Raw data

● ● ● ● ● ● ●

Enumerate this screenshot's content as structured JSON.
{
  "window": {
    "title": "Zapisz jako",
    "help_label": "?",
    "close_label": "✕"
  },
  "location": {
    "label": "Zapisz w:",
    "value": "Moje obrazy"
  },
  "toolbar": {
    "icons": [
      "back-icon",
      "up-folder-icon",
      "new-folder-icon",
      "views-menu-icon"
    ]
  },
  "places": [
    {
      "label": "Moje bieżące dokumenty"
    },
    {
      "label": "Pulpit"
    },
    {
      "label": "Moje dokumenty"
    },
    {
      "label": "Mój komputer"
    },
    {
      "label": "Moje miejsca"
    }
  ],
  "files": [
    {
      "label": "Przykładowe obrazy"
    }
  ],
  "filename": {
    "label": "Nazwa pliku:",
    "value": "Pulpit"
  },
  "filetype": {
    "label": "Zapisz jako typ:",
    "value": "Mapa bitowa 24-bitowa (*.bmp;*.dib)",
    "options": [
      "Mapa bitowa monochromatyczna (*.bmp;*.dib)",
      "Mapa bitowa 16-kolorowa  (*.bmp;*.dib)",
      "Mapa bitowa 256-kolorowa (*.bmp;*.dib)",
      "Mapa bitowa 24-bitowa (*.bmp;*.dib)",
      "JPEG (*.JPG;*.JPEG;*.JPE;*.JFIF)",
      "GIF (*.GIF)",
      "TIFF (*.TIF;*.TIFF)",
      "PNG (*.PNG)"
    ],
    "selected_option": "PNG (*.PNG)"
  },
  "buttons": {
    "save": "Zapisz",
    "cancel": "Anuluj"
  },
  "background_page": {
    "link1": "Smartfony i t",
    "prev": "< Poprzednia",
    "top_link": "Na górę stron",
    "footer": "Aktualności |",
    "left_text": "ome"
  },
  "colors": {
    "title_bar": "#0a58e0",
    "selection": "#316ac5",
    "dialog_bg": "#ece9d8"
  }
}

● ● ● ● ● ● ●

Do this
Repeat the material above in full, keeping every word.

Completed exercise
Enumerate this screenshot's content as structured JSON.
{
  "window": {
    "title": "Zapisz jako",
    "help_label": "?",
    "close_label": "✕"
  },
  "location": {
    "label": "Zapisz w:",
    "value": "Moje obrazy"
  },
  "toolbar": {
    "icons": [
      "back-icon",
      "up-folder-icon",
      "new-folder-icon",
      "views-menu-icon"
    ]
  },
  "places": [
    {
      "label": "Moje bieżące dokumenty"
    },
    {
      "label": "Pulpit"
    },
    {
      "label": "Moje dokumenty"
    },
    {
      "label": "Mój komputer"
    },
    {
      "label": "Moje miejsca"
    }
  ],
  "files": [
    {
      "label": "Przykładowe obrazy"
    }
  ],
  "filename": {
    "label": "Nazwa pliku:",
    "value": "Pulpit"
  },
  "filetype": {
    "label": "Zapisz jako typ:",
    "value": "Mapa bitowa 24-bitowa (*.bmp;*.dib)",
    "options": [
      "Mapa bitowa monochromatyczna (*.bmp;*.dib)",
      "Mapa bitowa 16-kolorowa  (*.bmp;*.dib)",
      "Mapa bitowa 256-kolorowa (*.bmp;*.dib)",
      "Mapa bitowa 24-bitowa (*.bmp;*.dib)",
      "JPEG (*.JPG;*.JPEG;*.JPE;*.JFIF)",
      "GIF (*.GIF)",
      "TIFF (*.TIF;*.TIFF)",
      "PNG (*.PNG)"
    ],
    "selected_option": "PNG (*.PNG)"
  },
  "buttons": {
    "save": "Zapisz",
    "cancel": "Anuluj"
  },
  "background_page": {
    "link1": "Smartfony i t",
    "prev": "< Poprzednia",
    "top_link": "Na górę stron",
    "footer": "Aktualności |",
    "left_text": "ome"
  },
  "colors": {
    "title_bar": "#0a58e0",
    "selection": "#316ac5",
    "dialog_bg": "#ece9d8"
  }
}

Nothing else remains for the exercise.